TASK INPUT:

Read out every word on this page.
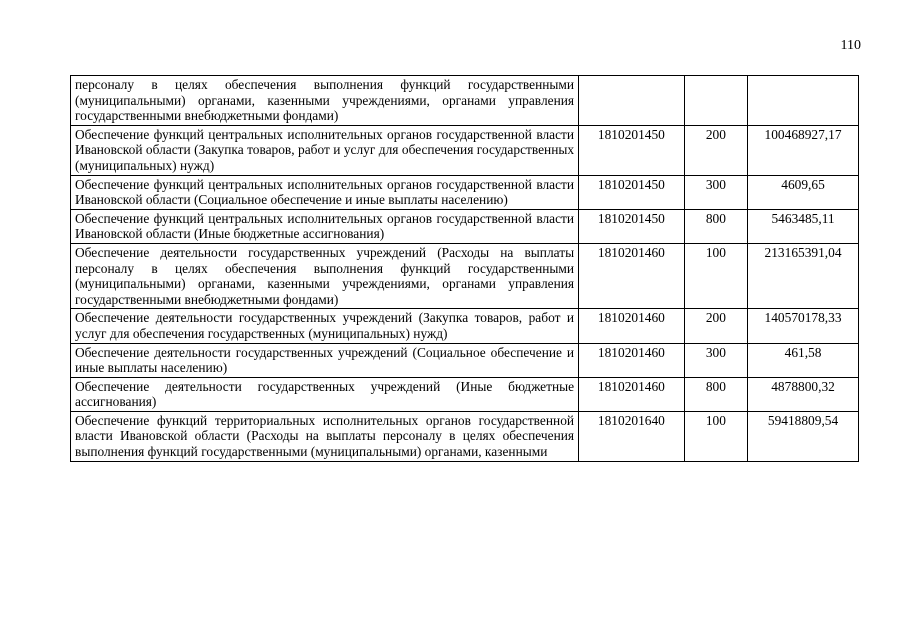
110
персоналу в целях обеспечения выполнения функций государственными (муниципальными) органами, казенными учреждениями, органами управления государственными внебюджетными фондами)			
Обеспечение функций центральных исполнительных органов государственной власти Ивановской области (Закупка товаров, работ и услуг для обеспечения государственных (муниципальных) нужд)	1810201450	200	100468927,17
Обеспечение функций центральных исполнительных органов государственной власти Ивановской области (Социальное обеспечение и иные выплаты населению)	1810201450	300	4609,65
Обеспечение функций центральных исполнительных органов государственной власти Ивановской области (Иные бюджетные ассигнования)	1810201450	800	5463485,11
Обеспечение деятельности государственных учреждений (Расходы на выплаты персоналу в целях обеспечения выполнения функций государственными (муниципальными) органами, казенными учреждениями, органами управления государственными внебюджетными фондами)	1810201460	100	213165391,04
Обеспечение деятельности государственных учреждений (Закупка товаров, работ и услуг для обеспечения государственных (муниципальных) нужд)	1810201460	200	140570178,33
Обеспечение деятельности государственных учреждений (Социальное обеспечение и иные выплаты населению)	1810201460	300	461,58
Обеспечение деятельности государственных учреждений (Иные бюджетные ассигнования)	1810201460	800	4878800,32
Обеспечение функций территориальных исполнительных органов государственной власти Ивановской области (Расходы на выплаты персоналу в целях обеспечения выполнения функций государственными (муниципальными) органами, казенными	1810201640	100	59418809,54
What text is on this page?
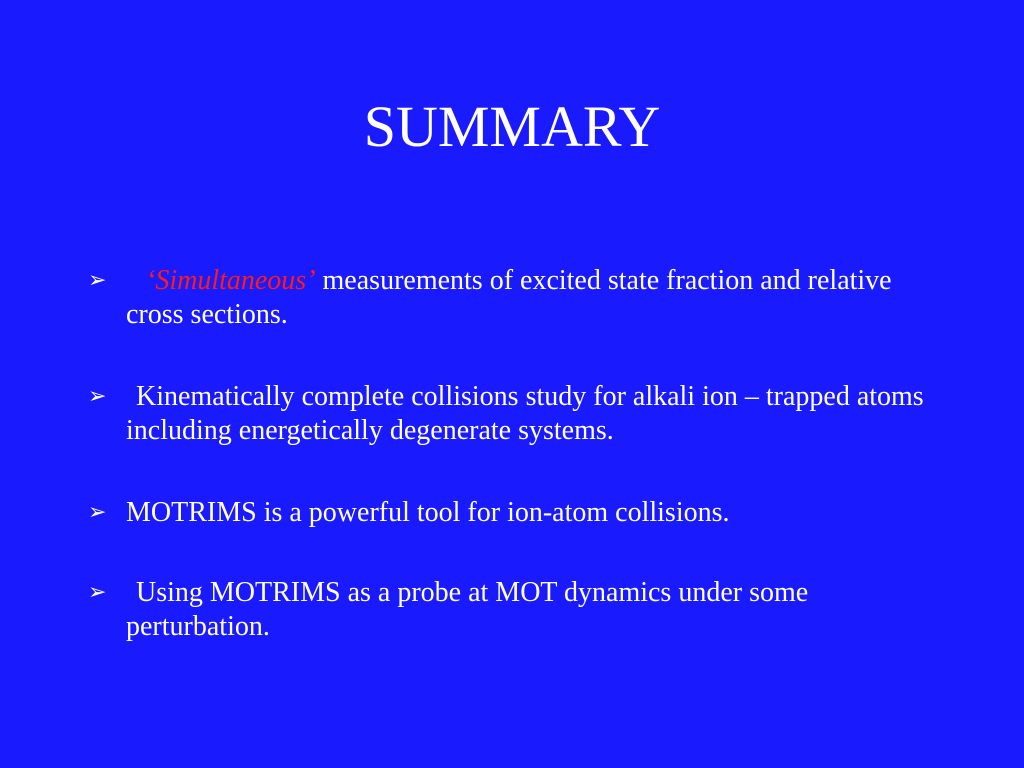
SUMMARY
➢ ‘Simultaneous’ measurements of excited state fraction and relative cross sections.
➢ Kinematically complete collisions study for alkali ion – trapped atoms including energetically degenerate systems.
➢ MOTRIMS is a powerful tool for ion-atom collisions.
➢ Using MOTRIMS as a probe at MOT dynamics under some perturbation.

...

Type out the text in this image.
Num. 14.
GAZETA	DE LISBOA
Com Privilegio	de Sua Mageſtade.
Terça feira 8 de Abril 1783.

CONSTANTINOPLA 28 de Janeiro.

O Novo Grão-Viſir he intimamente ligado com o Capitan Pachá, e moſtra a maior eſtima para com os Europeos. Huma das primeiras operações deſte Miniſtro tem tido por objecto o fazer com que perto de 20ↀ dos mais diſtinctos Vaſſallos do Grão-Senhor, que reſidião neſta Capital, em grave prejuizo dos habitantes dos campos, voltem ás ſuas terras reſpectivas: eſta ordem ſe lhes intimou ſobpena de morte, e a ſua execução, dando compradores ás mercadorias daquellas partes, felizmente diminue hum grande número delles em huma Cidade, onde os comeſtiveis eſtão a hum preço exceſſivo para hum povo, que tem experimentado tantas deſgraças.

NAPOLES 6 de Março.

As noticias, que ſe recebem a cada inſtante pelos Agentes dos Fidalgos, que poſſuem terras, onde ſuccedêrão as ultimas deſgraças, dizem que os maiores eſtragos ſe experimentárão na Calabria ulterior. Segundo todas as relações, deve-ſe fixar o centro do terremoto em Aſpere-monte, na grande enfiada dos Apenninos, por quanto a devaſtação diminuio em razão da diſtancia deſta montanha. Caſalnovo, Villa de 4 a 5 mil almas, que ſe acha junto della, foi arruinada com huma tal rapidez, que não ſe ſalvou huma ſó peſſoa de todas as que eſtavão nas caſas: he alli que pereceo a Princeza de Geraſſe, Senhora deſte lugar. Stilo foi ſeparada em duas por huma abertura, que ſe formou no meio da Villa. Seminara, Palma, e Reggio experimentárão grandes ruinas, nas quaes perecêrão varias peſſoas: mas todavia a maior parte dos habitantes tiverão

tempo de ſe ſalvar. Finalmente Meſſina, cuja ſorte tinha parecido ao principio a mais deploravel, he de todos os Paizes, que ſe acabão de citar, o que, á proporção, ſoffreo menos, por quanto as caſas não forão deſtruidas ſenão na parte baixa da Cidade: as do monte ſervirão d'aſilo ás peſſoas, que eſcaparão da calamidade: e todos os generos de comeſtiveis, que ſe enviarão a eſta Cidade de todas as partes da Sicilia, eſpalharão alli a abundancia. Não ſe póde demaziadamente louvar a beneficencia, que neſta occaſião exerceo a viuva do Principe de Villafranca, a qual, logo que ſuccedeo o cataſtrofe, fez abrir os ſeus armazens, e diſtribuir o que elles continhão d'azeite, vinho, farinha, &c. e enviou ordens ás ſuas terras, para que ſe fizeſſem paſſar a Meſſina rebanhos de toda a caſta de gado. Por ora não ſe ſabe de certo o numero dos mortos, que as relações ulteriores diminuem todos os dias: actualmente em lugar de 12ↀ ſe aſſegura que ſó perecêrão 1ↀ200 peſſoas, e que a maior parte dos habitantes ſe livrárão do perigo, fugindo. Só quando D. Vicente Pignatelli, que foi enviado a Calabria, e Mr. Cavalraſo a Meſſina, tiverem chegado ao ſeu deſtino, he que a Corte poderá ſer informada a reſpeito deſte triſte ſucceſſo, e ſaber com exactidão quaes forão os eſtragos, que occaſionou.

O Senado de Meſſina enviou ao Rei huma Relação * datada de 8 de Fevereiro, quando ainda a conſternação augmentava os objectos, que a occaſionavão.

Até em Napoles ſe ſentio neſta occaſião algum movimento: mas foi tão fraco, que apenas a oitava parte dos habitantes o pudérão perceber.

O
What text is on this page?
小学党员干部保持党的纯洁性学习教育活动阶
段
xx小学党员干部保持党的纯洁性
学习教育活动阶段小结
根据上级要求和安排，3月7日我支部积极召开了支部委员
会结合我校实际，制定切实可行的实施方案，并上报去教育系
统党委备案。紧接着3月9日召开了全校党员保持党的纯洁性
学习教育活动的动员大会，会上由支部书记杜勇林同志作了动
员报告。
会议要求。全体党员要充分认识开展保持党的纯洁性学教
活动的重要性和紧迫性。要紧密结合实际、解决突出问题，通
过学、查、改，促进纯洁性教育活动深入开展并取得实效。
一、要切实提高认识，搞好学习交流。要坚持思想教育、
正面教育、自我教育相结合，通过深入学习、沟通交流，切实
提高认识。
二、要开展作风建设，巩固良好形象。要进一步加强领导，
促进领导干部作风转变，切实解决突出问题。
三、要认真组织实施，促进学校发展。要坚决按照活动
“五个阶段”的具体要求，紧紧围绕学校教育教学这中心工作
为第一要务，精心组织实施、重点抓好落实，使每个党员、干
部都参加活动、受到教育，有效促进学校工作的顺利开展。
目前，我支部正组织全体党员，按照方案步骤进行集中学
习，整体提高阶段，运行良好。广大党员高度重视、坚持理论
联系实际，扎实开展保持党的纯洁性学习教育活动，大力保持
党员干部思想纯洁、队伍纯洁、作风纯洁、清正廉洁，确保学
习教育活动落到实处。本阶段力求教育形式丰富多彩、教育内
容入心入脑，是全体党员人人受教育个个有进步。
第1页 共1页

* * *

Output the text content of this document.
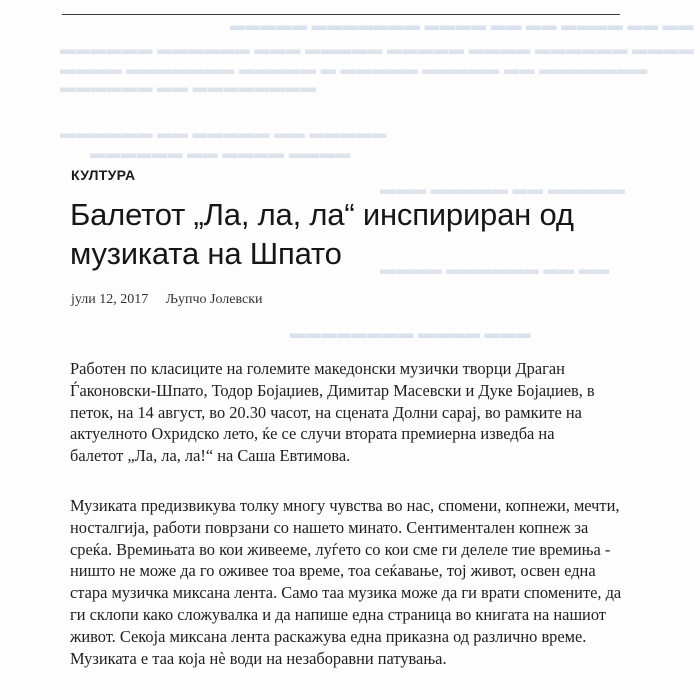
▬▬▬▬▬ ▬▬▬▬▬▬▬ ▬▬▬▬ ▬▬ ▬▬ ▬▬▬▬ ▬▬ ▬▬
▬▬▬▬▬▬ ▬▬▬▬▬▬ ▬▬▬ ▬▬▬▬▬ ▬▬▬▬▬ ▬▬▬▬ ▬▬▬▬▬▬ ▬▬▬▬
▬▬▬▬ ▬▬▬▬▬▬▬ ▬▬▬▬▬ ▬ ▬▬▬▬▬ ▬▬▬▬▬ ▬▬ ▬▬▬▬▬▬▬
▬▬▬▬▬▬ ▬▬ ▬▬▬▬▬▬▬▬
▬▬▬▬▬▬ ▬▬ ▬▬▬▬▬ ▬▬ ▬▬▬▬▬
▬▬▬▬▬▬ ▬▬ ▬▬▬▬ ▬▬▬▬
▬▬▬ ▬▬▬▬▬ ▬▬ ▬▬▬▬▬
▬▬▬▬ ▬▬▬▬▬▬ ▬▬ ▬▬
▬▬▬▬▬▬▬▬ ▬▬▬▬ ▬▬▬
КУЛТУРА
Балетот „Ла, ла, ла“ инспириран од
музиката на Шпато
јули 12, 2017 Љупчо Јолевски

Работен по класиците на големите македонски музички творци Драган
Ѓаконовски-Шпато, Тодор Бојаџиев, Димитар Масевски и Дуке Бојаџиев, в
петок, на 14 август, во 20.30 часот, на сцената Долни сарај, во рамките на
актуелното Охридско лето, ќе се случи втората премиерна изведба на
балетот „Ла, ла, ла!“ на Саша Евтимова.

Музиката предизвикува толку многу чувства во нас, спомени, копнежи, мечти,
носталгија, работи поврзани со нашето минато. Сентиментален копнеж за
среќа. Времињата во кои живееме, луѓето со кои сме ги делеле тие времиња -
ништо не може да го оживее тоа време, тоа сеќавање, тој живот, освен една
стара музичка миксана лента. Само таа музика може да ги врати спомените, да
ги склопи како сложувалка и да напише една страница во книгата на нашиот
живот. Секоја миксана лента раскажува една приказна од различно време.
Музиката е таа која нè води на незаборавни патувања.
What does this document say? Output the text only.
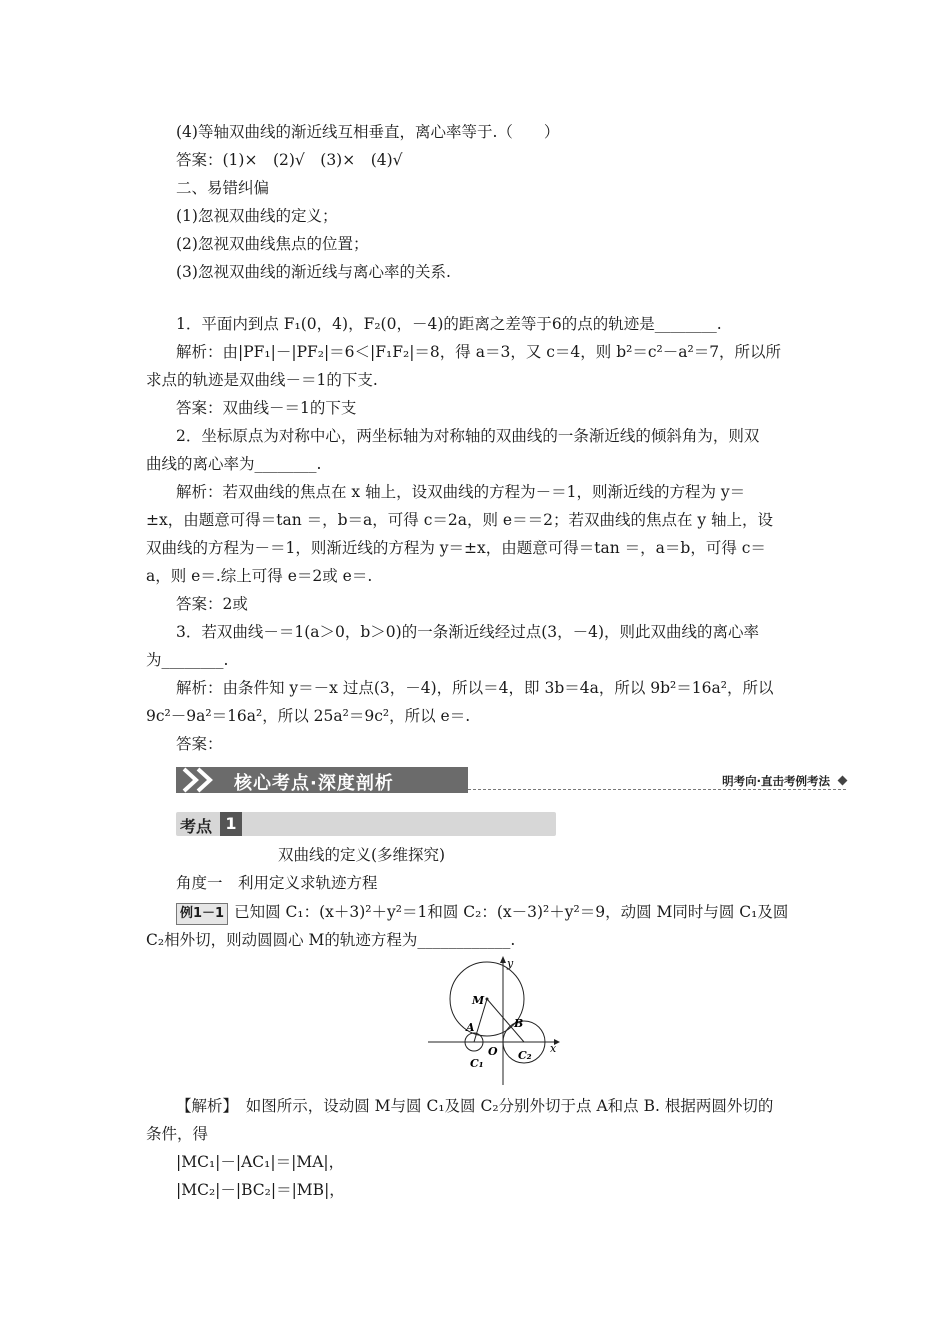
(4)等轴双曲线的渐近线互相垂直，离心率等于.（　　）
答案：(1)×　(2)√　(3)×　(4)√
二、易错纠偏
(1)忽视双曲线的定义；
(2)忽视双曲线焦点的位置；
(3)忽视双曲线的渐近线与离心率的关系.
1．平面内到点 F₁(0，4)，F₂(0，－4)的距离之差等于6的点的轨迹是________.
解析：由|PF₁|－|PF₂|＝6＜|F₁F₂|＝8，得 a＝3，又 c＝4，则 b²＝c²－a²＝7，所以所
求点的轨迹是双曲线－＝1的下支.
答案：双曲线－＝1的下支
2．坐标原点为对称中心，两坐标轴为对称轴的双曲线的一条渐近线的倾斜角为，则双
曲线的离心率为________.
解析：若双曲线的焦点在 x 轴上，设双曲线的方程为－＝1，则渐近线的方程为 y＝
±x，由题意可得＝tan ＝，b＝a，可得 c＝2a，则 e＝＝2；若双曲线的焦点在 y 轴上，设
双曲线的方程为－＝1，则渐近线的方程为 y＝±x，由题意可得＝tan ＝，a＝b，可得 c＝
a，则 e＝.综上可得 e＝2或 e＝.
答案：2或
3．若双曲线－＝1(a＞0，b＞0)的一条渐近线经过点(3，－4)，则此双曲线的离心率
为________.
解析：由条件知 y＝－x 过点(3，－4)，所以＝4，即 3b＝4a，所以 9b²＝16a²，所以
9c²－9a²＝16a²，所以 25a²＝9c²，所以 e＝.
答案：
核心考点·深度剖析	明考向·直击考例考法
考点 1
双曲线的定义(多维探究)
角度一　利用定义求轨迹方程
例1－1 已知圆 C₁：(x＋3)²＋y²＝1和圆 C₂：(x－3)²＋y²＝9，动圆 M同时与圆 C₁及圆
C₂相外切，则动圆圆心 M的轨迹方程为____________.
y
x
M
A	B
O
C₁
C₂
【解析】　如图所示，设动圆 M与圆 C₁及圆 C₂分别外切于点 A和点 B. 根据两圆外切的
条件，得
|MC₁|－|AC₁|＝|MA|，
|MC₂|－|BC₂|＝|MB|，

GOAL: The word "миксана" appears in how many lines of the records? Give the number only.

SOLUTION FOR THIS EXERCISE: 2